[begin PROVIDED DATA]

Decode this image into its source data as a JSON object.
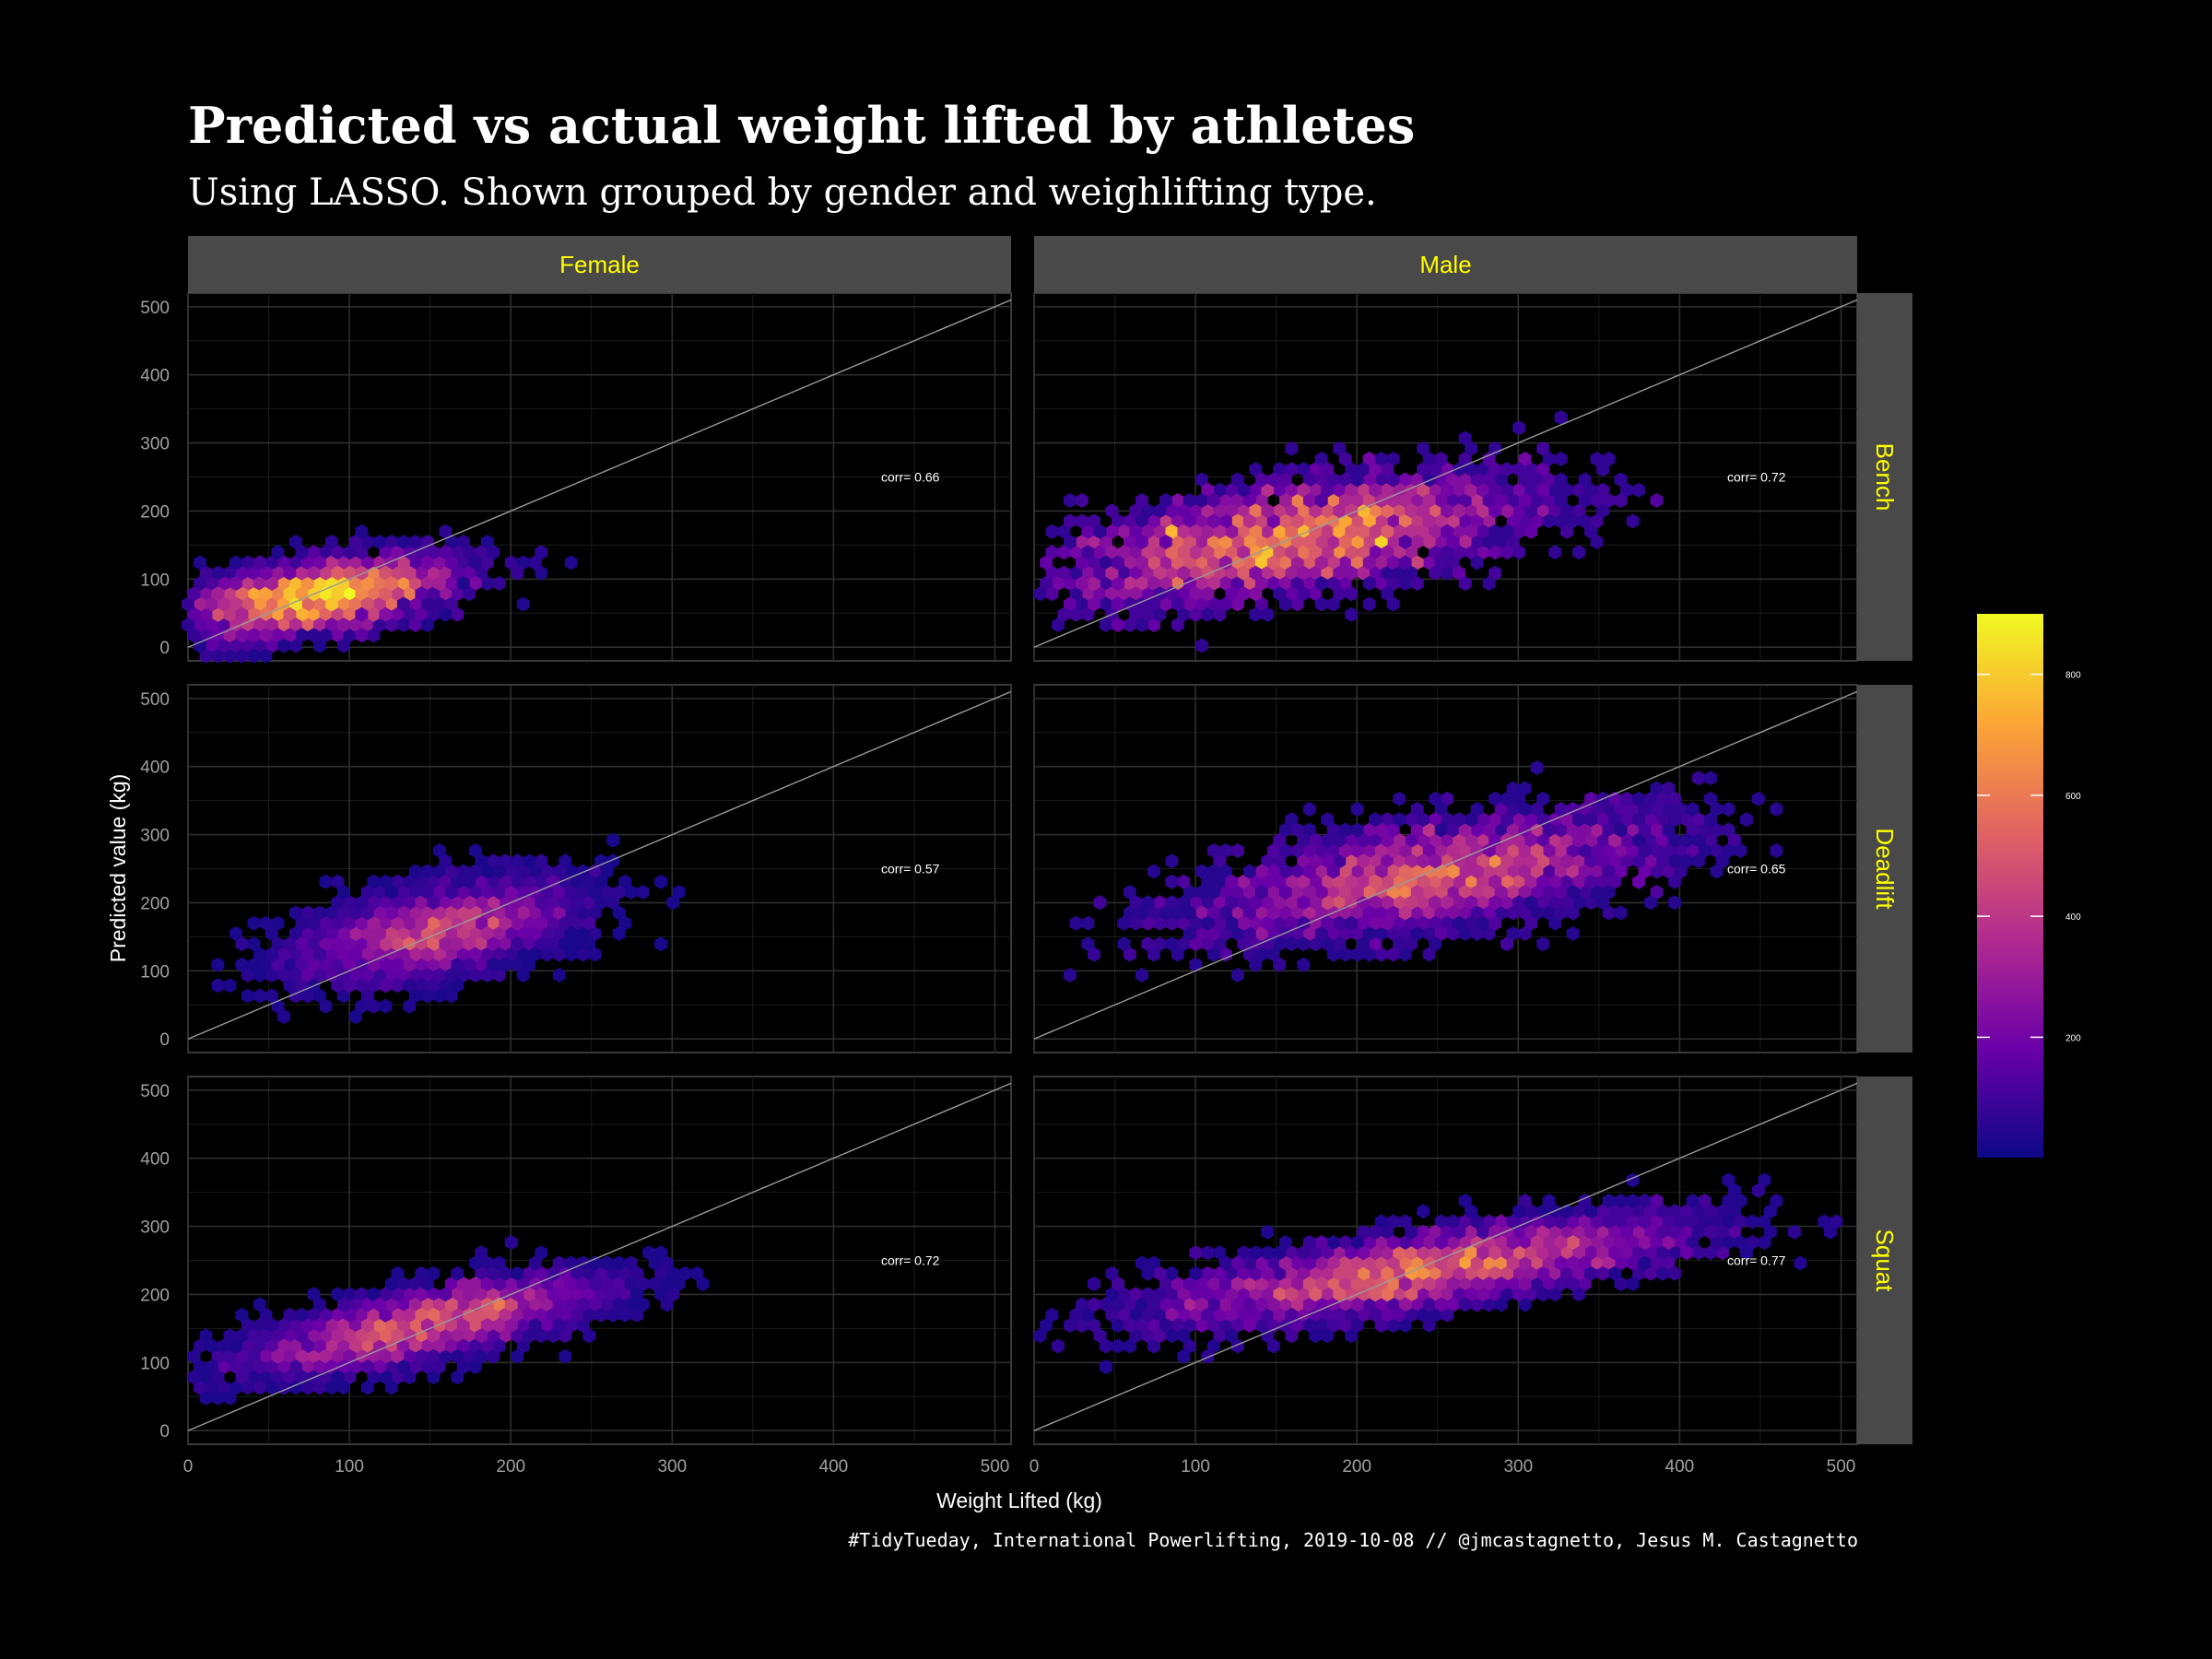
{
  "chart_data": {
    "type": "heatmap",
    "title": "Predicted vs actual weight lifted by athletes",
    "subtitle": "Using LASSO. Shown grouped by gender and weighlifting type.",
    "xlabel": "Weight Lifted (kg)",
    "ylabel": "Predicted value (kg)",
    "xlim": [
      0,
      510
    ],
    "ylim": [
      -20,
      520
    ],
    "x_ticks": [
      0,
      100,
      200,
      300,
      400,
      500
    ],
    "y_ticks": [
      0,
      100,
      200,
      300,
      400,
      500
    ],
    "grid": true,
    "reference_line": "y = x",
    "caption": "#TidyTueday, International Powerlifting, 2019-10-08 // @jmcastagnetto, Jesus M. Castagnetto",
    "columns": [
      "Female",
      "Male"
    ],
    "rows": [
      "Bench",
      "Deadlift",
      "Squat"
    ],
    "legend": {
      "position": "right",
      "ticks": [
        200,
        400,
        600,
        800
      ],
      "range": [
        1,
        900
      ],
      "colors": [
        "#0d0887",
        "#6a00a8",
        "#b12a90",
        "#e16462",
        "#fca636",
        "#f0f921"
      ]
    },
    "panels": [
      {
        "sex": "Female",
        "lift": "Bench",
        "corr_label": "corr= 0.66",
        "clusters": [
          {
            "cx": 80,
            "cy": 75,
            "sx": 50,
            "sy": 35,
            "rho": 0.5,
            "peak": 900,
            "n": 3500
          }
        ]
      },
      {
        "sex": "Male",
        "lift": "Bench",
        "corr_label": "corr= 0.72",
        "clusters": [
          {
            "cx": 160,
            "cy": 160,
            "sx": 85,
            "sy": 55,
            "rho": 0.55,
            "peak": 820,
            "n": 4000
          }
        ]
      },
      {
        "sex": "Female",
        "lift": "Deadlift",
        "corr_label": "corr= 0.57",
        "clusters": [
          {
            "cx": 155,
            "cy": 160,
            "sx": 50,
            "sy": 45,
            "rho": 0.5,
            "peak": 550,
            "n": 3500
          }
        ]
      },
      {
        "sex": "Male",
        "lift": "Deadlift",
        "corr_label": "corr= 0.65",
        "clusters": [
          {
            "cx": 245,
            "cy": 240,
            "sx": 85,
            "sy": 55,
            "rho": 0.55,
            "peak": 650,
            "n": 4000
          }
        ]
      },
      {
        "sex": "Female",
        "lift": "Squat",
        "corr_label": "corr= 0.72",
        "clusters": [
          {
            "cx": 145,
            "cy": 155,
            "sx": 65,
            "sy": 42,
            "rho": 0.7,
            "peak": 600,
            "n": 3500
          }
        ]
      },
      {
        "sex": "Male",
        "lift": "Squat",
        "corr_label": "corr= 0.77",
        "clusters": [
          {
            "cx": 240,
            "cy": 235,
            "sx": 95,
            "sy": 45,
            "rho": 0.7,
            "peak": 700,
            "n": 4500
          }
        ]
      }
    ]
  }
}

[end PROVIDED DATA]

GIVEN INSTRUCTION - Reproduce the full listing faithfully, but do not carry over any pictures.

ANSWER FOR THIS EXERCISE -
Decode this image into its source data as a JSON object.
{
  "chart_data": {
    "type": "heatmap",
    "title": "Predicted vs actual weight lifted by athletes",
    "subtitle": "Using LASSO. Shown grouped by gender and weighlifting type.",
    "xlabel": "Weight Lifted (kg)",
    "ylabel": "Predicted value (kg)",
    "xlim": [
      0,
      510
    ],
    "ylim": [
      -20,
      520
    ],
    "x_ticks": [
      0,
      100,
      200,
      300,
      400,
      500
    ],
    "y_ticks": [
      0,
      100,
      200,
      300,
      400,
      500
    ],
    "grid": true,
    "reference_line": "y = x",
    "caption": "#TidyTueday, International Powerlifting, 2019-10-08 // @jmcastagnetto, Jesus M. Castagnetto",
    "columns": [
      "Female",
      "Male"
    ],
    "rows": [
      "Bench",
      "Deadlift",
      "Squat"
    ],
    "legend": {
      "position": "right",
      "ticks": [
        200,
        400,
        600,
        800
      ],
      "range": [
        1,
        900
      ],
      "colors": [
        "#0d0887",
        "#6a00a8",
        "#b12a90",
        "#e16462",
        "#fca636",
        "#f0f921"
      ]
    },
    "panels": [
      {
        "sex": "Female",
        "lift": "Bench",
        "corr_label": "corr= 0.66",
        "clusters": [
          {
            "cx": 80,
            "cy": 75,
            "sx": 50,
            "sy": 35,
            "rho": 0.5,
            "peak": 900,
            "n": 3500
          }
        ]
      },
      {
        "sex": "Male",
        "lift": "Bench",
        "corr_label": "corr= 0.72",
        "clusters": [
          {
            "cx": 160,
            "cy": 160,
            "sx": 85,
            "sy": 55,
            "rho": 0.55,
            "peak": 820,
            "n": 4000
          }
        ]
      },
      {
        "sex": "Female",
        "lift": "Deadlift",
        "corr_label": "corr= 0.57",
        "clusters": [
          {
            "cx": 155,
            "cy": 160,
            "sx": 50,
            "sy": 45,
            "rho": 0.5,
            "peak": 550,
            "n": 3500
          }
        ]
      },
      {
        "sex": "Male",
        "lift": "Deadlift",
        "corr_label": "corr= 0.65",
        "clusters": [
          {
            "cx": 245,
            "cy": 240,
            "sx": 85,
            "sy": 55,
            "rho": 0.55,
            "peak": 650,
            "n": 4000
          }
        ]
      },
      {
        "sex": "Female",
        "lift": "Squat",
        "corr_label": "corr= 0.72",
        "clusters": [
          {
            "cx": 145,
            "cy": 155,
            "sx": 65,
            "sy": 42,
            "rho": 0.7,
            "peak": 600,
            "n": 3500
          }
        ]
      },
      {
        "sex": "Male",
        "lift": "Squat",
        "corr_label": "corr= 0.77",
        "clusters": [
          {
            "cx": 240,
            "cy": 235,
            "sx": 95,
            "sy": 45,
            "rho": 0.7,
            "peak": 700,
            "n": 4500
          }
        ]
      }
    ]
  }
}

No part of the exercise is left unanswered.